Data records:

+--

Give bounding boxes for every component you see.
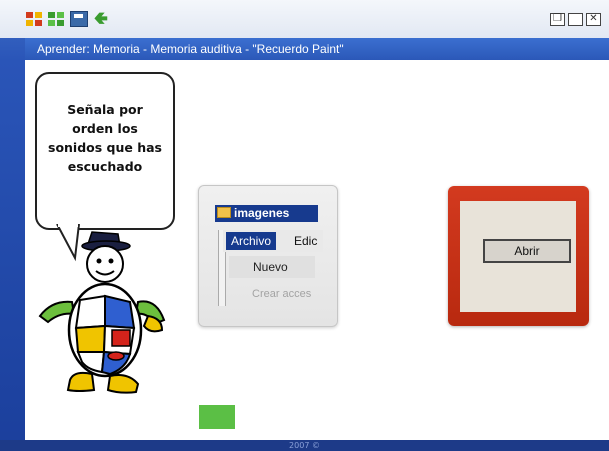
grid-green-icon[interactable]	[48, 12, 64, 26]
footer: 2007 ©	[0, 440, 609, 451]
window-controls: ❐ ✕	[550, 13, 601, 26]
save-icon[interactable]	[70, 11, 88, 27]
folder-window-title[interactable]: imagenes	[215, 205, 318, 222]
speech-bubble: Señala por orden los sonidos que has esc…	[35, 72, 175, 230]
toolbar-icons: 🢀	[26, 11, 108, 28]
instruction-text: Señala por orden los sonidos que has esc…	[48, 102, 162, 174]
green-answer-square[interactable]	[199, 405, 235, 429]
activity-area: Señala por orden los sonidos que has esc…	[25, 60, 609, 440]
window-title: Aprender: Memoria - Memoria auditiva - "…	[25, 38, 609, 60]
close-icon[interactable]: ✕	[586, 13, 601, 26]
menu-bar: Archivo Edic	[223, 230, 323, 252]
abrir-button[interactable]: Abrir	[483, 239, 571, 263]
open-dialog-window: Abrir	[448, 186, 589, 326]
menu-item-crear-acceso[interactable]: Crear acces	[229, 284, 315, 304]
menu-archivo[interactable]: Archivo	[226, 232, 277, 250]
menu-edicion[interactable]: Edic	[294, 232, 317, 250]
restore-icon[interactable]: ❐	[550, 13, 565, 26]
cartoon-character	[38, 231, 166, 394]
folder-title-label: imagenes	[234, 206, 290, 220]
folder-icon	[217, 207, 231, 218]
top-toolbar: 🢀 ❐ ✕	[0, 0, 609, 38]
open-dialog-panel: Abrir	[460, 201, 576, 312]
back-arrow-icon[interactable]: 🢀	[94, 11, 108, 28]
folder-window: imagenes Archivo Edic Nuevo Crear acces	[198, 185, 338, 327]
grid-red-icon[interactable]	[26, 12, 42, 26]
menu-item-nuevo[interactable]: Nuevo	[229, 256, 315, 278]
maximize-icon[interactable]	[568, 13, 583, 26]
app-window: 🢀 ❐ ✕ Aprender: Memoria - Memoria auditi…	[0, 0, 609, 451]
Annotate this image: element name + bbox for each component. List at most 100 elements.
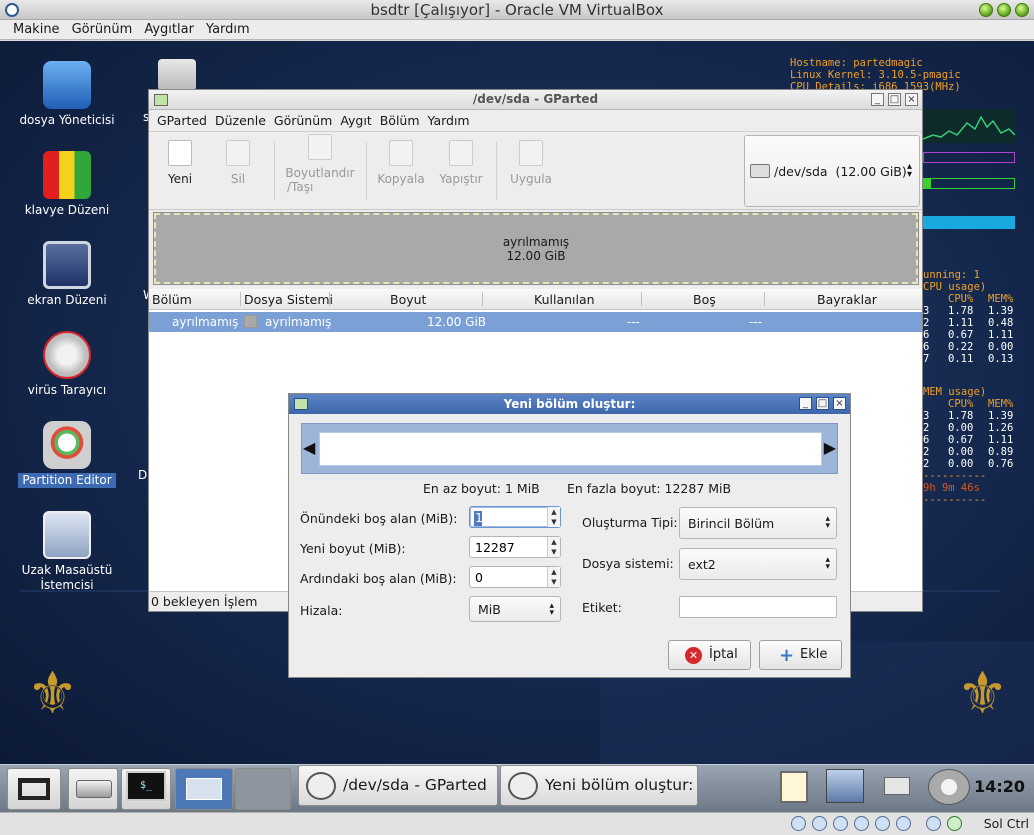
resizer-left-handle[interactable]: ◀ <box>303 439 315 457</box>
desktop-icon-display-layout[interactable]: ekran Düzeni <box>7 241 127 308</box>
column-header-flags[interactable]: Bayraklar <box>817 292 877 307</box>
drive-launcher[interactable] <box>68 768 118 810</box>
new-button[interactable]: Yeni <box>163 140 197 186</box>
desktop-icon-keyboard-layout[interactable]: klavye Düzeni <box>7 151 127 218</box>
terminal-launcher[interactable]: $_ <box>121 768 171 810</box>
task-new-partition[interactable]: Yeni bölüm oluştur: <box>500 765 698 806</box>
resizer-partition-area[interactable] <box>319 432 822 466</box>
partition-graph[interactable]: ayrılmamış 12.00 GiB <box>153 212 919 285</box>
partition-resizer[interactable]: ◀ ▶ <box>301 423 838 474</box>
purple-bar <box>923 152 1015 163</box>
resizer-right-handle[interactable]: ▶ <box>824 439 836 457</box>
gparted-title: /dev/sda - GParted <box>472 92 599 106</box>
task-gparted[interactable]: /dev/sda - GParted <box>298 765 498 806</box>
hard-disk-status-icon[interactable] <box>791 816 806 831</box>
gparted-minimize-button[interactable]: _ <box>871 93 884 106</box>
cancel-button[interactable]: ✕ İptal <box>668 640 751 670</box>
partition-label-input[interactable] <box>679 596 837 618</box>
conky-col-cpu: CPU% <box>948 398 974 410</box>
guest-taskbar: $_ /dev/sda - GParted Yeni bölüm oluştur… <box>0 764 1034 812</box>
volume-icon[interactable] <box>928 769 970 805</box>
conky-running: unning: 1 <box>923 269 980 281</box>
graph-partition-label: ayrılmamış <box>502 235 570 249</box>
minimize-button[interactable] <box>979 3 993 17</box>
gparted-close-button[interactable]: × <box>905 93 918 106</box>
menu-aygit[interactable]: Aygıt <box>336 110 375 132</box>
new-size-input[interactable] <box>472 539 546 555</box>
device-name: /dev/sda <box>774 164 828 179</box>
column-header-free[interactable]: Boş <box>693 292 716 307</box>
spinner-arrows-icon[interactable]: ▲ ▼ <box>547 507 560 527</box>
gparted-icon <box>43 421 91 469</box>
clipboard-icon[interactable] <box>780 771 808 803</box>
start-menu-button[interactable] <box>7 768 61 810</box>
filesystem-combo[interactable]: ext2 ▴ ▾ <box>679 548 837 580</box>
device-selector[interactable]: /dev/sda (12.00 GiB) ▴ ▾ <box>744 135 920 207</box>
menu-yardim[interactable]: Yardım <box>424 110 474 132</box>
menu-aygitlar[interactable]: Aygıtlar <box>138 20 200 40</box>
copy-button[interactable]: Kopyala <box>375 140 427 186</box>
apply-button[interactable]: Uygula <box>506 140 556 186</box>
paste-button[interactable]: Yapıştır <box>435 140 487 186</box>
align-combo[interactable]: MiB ▴ ▾ <box>469 596 561 622</box>
hidden-desktop-icon[interactable] <box>158 59 196 91</box>
capture-status-icon[interactable] <box>896 816 911 831</box>
delete-button[interactable]: Sil <box>223 140 253 186</box>
maximize-button[interactable] <box>997 3 1011 17</box>
free-after-input[interactable] <box>472 569 546 585</box>
gparted-maximize-button[interactable]: □ <box>888 93 901 106</box>
cancel-label: İptal <box>709 647 738 662</box>
optical-drive-status-icon[interactable] <box>812 816 827 831</box>
menu-gparted[interactable]: GParted <box>153 110 211 132</box>
column-header-partition[interactable]: Bölüm <box>152 292 192 307</box>
create-as-label: Oluşturma Tipi: <box>582 515 678 530</box>
column-header-filesystem[interactable]: Dosya Sistemi <box>244 292 333 307</box>
free-before-spinner[interactable]: ▲▼ <box>469 506 561 528</box>
conky-row: 6 0.67 1.11 <box>923 329 1014 341</box>
menu-gorunum[interactable]: Görünüm <box>270 110 336 132</box>
menu-yardim[interactable]: Yardım <box>200 20 256 40</box>
resize-move-button[interactable]: Boyutlandır/Taşı <box>283 134 357 194</box>
desktop-icon-partition-editor[interactable]: Partition Editor <box>7 421 127 488</box>
column-header-size[interactable]: Boyut <box>390 292 426 307</box>
printer-icon[interactable] <box>884 777 910 795</box>
create-as-combo[interactable]: Birincil Bölüm ▴ ▾ <box>679 507 837 539</box>
cancel-icon: ✕ <box>685 647 702 664</box>
icon-label: Partition Editor <box>18 473 116 488</box>
network-status-icon[interactable] <box>854 816 869 831</box>
menu-gorunum[interactable]: Görünüm <box>66 20 139 40</box>
dialog-close-button[interactable]: × <box>833 397 846 410</box>
new-size-spinner[interactable]: ▲▼ <box>469 536 561 558</box>
gparted-titlebar[interactable]: /dev/sda - GParted _ □ × <box>149 90 922 110</box>
table-row[interactable]: ayrılmamış ayrılmamış 12.00 GiB --- --- <box>149 312 922 332</box>
dialog-maximize-button[interactable]: □ <box>816 397 829 410</box>
task-gparted-label: /dev/sda - GParted <box>343 776 487 794</box>
free-after-spinner[interactable]: ▲▼ <box>469 566 561 588</box>
clock[interactable]: 14:20 <box>974 777 1025 796</box>
updown-arrow-icon: ▴ ▾ <box>825 555 830 572</box>
dialog-minimize-button[interactable]: _ <box>799 397 812 410</box>
desktop-icon-file-manager[interactable]: dosya Yöneticisi <box>7 61 127 128</box>
menu-duzenle[interactable]: Düzenle <box>211 110 270 132</box>
close-button[interactable] <box>1015 3 1029 17</box>
column-header-used[interactable]: Kullanılan <box>534 292 595 307</box>
desktop-icon-virus-scanner[interactable]: virüs Tarayıcı <box>7 331 127 398</box>
conky-col-cpu: CPU% <box>948 293 974 305</box>
shared-folders-status-icon[interactable] <box>875 816 890 831</box>
workspace-2[interactable] <box>235 768 291 810</box>
desktop-icon-remote-desktop[interactable]: Uzak Masaüstü İstemcisi <box>7 511 127 593</box>
spinner-arrows-icon[interactable]: ▲ ▼ <box>547 567 560 587</box>
menu-bolum[interactable]: Bölüm <box>376 110 424 132</box>
dialog-titlebar[interactable]: Yeni bölüm oluştur: _ □ × <box>289 394 850 414</box>
menu-icon <box>18 778 50 800</box>
usb-status-icon[interactable] <box>833 816 848 831</box>
free-before-input[interactable] <box>472 509 546 525</box>
network-icon[interactable] <box>826 769 864 803</box>
keyboard-capture-icon[interactable] <box>947 816 962 831</box>
spinner-arrows-icon[interactable]: ▲ ▼ <box>547 537 560 557</box>
mouse-integration-icon[interactable] <box>926 816 941 831</box>
icon-label: dosya Yöneticisi <box>19 113 115 127</box>
add-button[interactable]: + Ekle <box>759 640 842 670</box>
menu-makine[interactable]: Makine <box>7 20 66 40</box>
workspace-1[interactable] <box>175 768 233 810</box>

+--

What you need to do – Nothing is wanted except the number of lines in the entries above that include the word "free".

Response – 5